··· Information supplied ···

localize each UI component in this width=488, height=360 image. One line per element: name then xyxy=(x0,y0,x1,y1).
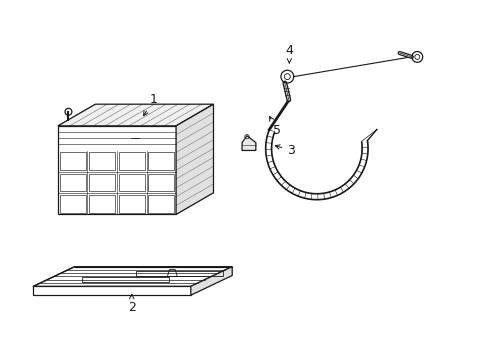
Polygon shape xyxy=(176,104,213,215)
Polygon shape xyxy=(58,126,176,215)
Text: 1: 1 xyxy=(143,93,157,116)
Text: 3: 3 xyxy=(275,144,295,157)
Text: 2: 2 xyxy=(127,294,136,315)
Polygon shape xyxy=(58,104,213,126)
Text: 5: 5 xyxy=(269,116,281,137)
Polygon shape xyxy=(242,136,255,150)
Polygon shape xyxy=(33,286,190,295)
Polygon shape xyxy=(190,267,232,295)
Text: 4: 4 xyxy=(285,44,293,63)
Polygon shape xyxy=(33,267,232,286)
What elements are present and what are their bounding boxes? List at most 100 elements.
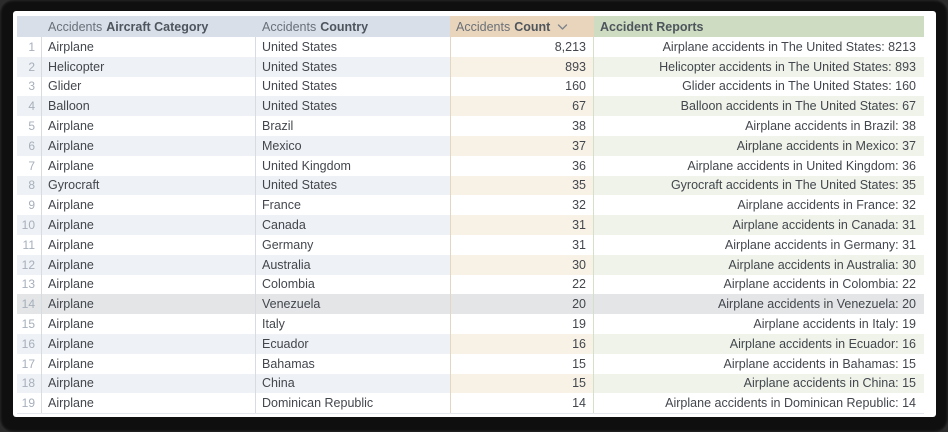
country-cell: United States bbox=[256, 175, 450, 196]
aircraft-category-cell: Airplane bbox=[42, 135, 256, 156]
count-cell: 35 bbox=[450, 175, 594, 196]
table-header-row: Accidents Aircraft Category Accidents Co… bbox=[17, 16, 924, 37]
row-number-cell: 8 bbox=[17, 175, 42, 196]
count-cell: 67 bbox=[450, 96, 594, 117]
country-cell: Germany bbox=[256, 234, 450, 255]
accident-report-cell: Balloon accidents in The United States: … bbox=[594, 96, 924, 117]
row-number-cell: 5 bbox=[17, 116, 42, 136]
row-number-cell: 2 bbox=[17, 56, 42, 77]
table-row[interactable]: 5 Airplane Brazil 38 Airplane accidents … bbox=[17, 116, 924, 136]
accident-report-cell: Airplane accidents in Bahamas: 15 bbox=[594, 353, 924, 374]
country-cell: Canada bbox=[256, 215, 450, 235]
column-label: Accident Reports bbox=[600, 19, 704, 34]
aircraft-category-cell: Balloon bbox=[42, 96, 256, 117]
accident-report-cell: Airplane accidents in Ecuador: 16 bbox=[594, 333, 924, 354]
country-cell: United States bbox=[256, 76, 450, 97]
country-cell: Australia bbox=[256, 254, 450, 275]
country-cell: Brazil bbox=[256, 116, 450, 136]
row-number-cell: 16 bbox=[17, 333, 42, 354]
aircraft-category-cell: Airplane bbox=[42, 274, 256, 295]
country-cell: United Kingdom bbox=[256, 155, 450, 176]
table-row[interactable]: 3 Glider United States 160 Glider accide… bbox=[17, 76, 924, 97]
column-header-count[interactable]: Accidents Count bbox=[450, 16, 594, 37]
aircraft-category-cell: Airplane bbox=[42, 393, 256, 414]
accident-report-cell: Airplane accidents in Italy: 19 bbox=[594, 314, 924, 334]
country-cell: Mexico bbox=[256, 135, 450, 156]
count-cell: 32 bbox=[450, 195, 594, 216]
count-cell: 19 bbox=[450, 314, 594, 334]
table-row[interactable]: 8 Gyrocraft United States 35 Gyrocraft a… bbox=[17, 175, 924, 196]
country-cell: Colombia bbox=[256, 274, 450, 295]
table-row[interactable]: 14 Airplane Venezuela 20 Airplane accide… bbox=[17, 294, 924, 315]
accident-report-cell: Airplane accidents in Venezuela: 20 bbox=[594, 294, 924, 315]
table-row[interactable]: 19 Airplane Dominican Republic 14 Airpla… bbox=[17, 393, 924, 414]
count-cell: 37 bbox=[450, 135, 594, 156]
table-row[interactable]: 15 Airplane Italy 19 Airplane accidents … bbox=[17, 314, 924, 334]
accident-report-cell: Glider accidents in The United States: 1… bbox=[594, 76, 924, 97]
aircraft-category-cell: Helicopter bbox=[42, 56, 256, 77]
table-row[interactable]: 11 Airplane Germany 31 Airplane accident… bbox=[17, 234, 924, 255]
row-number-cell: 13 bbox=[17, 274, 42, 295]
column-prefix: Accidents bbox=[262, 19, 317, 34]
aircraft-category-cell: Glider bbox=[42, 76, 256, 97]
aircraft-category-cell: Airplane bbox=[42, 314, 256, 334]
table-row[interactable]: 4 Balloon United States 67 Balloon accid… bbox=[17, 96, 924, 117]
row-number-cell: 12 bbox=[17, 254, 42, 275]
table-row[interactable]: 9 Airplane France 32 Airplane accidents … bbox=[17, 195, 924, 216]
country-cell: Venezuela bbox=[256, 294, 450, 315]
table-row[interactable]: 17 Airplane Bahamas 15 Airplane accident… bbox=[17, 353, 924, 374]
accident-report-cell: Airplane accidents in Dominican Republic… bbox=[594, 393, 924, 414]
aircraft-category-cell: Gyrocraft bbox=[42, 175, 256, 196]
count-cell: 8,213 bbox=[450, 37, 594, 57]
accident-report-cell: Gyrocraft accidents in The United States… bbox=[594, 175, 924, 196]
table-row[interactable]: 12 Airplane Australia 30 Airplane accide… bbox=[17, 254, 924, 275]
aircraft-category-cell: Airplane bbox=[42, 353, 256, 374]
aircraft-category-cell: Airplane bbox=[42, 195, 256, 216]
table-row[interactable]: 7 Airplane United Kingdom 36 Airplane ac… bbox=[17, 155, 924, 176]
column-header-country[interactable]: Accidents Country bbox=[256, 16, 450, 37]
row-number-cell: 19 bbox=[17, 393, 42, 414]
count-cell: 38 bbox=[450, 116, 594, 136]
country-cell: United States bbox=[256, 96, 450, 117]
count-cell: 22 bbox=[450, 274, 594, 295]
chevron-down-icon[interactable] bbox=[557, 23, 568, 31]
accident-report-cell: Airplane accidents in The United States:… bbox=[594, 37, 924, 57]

···

| The problem |
Rewrite all the entries above with "elements" changed to "items" and every other part left as it is. Leave out the pictures.

| Exercise response |
localize each UI component in this width=488, height=360 image. One line per element: name then xyxy=(x0,y0,x1,y1).
Polygon shape xyxy=(176,104,213,215)
Polygon shape xyxy=(58,126,176,215)
Text: 1: 1 xyxy=(143,93,157,116)
Text: 3: 3 xyxy=(275,144,295,157)
Text: 2: 2 xyxy=(127,294,136,315)
Polygon shape xyxy=(58,104,213,126)
Text: 5: 5 xyxy=(269,116,281,137)
Polygon shape xyxy=(242,136,255,150)
Polygon shape xyxy=(33,286,190,295)
Polygon shape xyxy=(190,267,232,295)
Text: 4: 4 xyxy=(285,44,293,63)
Polygon shape xyxy=(33,267,232,286)
What items are present and what are their bounding boxes? List at most 100 items.
country-cell: United States bbox=[256, 175, 450, 196]
aircraft-category-cell: Airplane bbox=[42, 135, 256, 156]
count-cell: 35 bbox=[450, 175, 594, 196]
table-header-row: Accidents Aircraft Category Accidents Co… bbox=[17, 16, 924, 37]
row-number-cell: 8 bbox=[17, 175, 42, 196]
count-cell: 67 bbox=[450, 96, 594, 117]
country-cell: Germany bbox=[256, 234, 450, 255]
accident-report-cell: Balloon accidents in The United States: … bbox=[594, 96, 924, 117]
row-number-cell: 5 bbox=[17, 116, 42, 136]
row-number-cell: 2 bbox=[17, 56, 42, 77]
table-row[interactable]: 5 Airplane Brazil 38 Airplane accidents … bbox=[17, 116, 924, 136]
accident-report-cell: Airplane accidents in Bahamas: 15 bbox=[594, 353, 924, 374]
country-cell: Canada bbox=[256, 215, 450, 235]
column-label: Accident Reports bbox=[600, 19, 704, 34]
aircraft-category-cell: Balloon bbox=[42, 96, 256, 117]
accident-report-cell: Airplane accidents in Ecuador: 16 bbox=[594, 333, 924, 354]
country-cell: United States bbox=[256, 76, 450, 97]
country-cell: Australia bbox=[256, 254, 450, 275]
country-cell: Brazil bbox=[256, 116, 450, 136]
row-number-cell: 16 bbox=[17, 333, 42, 354]
aircraft-category-cell: Airplane bbox=[42, 274, 256, 295]
country-cell: United Kingdom bbox=[256, 155, 450, 176]
table-row[interactable]: 3 Glider United States 160 Glider accide… bbox=[17, 76, 924, 97]
column-header-count[interactable]: Accidents Count bbox=[450, 16, 594, 37]
aircraft-category-cell: Airplane bbox=[42, 393, 256, 414]
accident-report-cell: Airplane accidents in Italy: 19 bbox=[594, 314, 924, 334]
country-cell: Mexico bbox=[256, 135, 450, 156]
count-cell: 32 bbox=[450, 195, 594, 216]
count-cell: 19 bbox=[450, 314, 594, 334]
table-row[interactable]: 8 Gyrocraft United States 35 Gyrocraft a… bbox=[17, 175, 924, 196]
country-cell: Colombia bbox=[256, 274, 450, 295]
table-row[interactable]: 14 Airplane Venezuela 20 Airplane accide… bbox=[17, 294, 924, 315]
accident-report-cell: Airplane accidents in Venezuela: 20 bbox=[594, 294, 924, 315]
table-row[interactable]: 19 Airplane Dominican Republic 14 Airpla… bbox=[17, 393, 924, 414]
count-cell: 37 bbox=[450, 135, 594, 156]
table-row[interactable]: 15 Airplane Italy 19 Airplane accidents … bbox=[17, 314, 924, 334]
accident-report-cell: Glider accidents in The United States: 1… bbox=[594, 76, 924, 97]
aircraft-category-cell: Helicopter bbox=[42, 56, 256, 77]
table-row[interactable]: 11 Airplane Germany 31 Airplane accident… bbox=[17, 234, 924, 255]
row-number-cell: 13 bbox=[17, 274, 42, 295]
column-prefix: Accidents bbox=[262, 19, 317, 34]
aircraft-category-cell: Glider bbox=[42, 76, 256, 97]
aircraft-category-cell: Airplane bbox=[42, 314, 256, 334]
table-row[interactable]: 4 Balloon United States 67 Balloon accid… bbox=[17, 96, 924, 117]
row-number-cell: 12 bbox=[17, 254, 42, 275]
table-row[interactable]: 9 Airplane France 32 Airplane accidents … bbox=[17, 195, 924, 216]
country-cell: Venezuela bbox=[256, 294, 450, 315]
table-row[interactable]: 17 Airplane Bahamas 15 Airplane accident… bbox=[17, 353, 924, 374]
accident-report-cell: Airplane accidents in Dominican Republic… bbox=[594, 393, 924, 414]
aircraft-category-cell: Gyrocraft bbox=[42, 175, 256, 196]
count-cell: 8,213 bbox=[450, 37, 594, 57]
accident-report-cell: Gyrocraft accidents in The United States… bbox=[594, 175, 924, 196]
table-row[interactable]: 12 Airplane Australia 30 Airplane accide… bbox=[17, 254, 924, 275]
aircraft-category-cell: Airplane bbox=[42, 353, 256, 374]
aircraft-category-cell: Airplane bbox=[42, 195, 256, 216]
table-row[interactable]: 7 Airplane United Kingdom 36 Airplane ac… bbox=[17, 155, 924, 176]
column-header-country[interactable]: Accidents Country bbox=[256, 16, 450, 37]
row-number-cell: 19 bbox=[17, 393, 42, 414]
count-cell: 38 bbox=[450, 116, 594, 136]
country-cell: United States bbox=[256, 96, 450, 117]
count-cell: 22 bbox=[450, 274, 594, 295]
chevron-down-icon[interactable] bbox=[557, 23, 568, 31]
accident-report-cell: Airplane accidents in The United States:… bbox=[594, 37, 924, 57]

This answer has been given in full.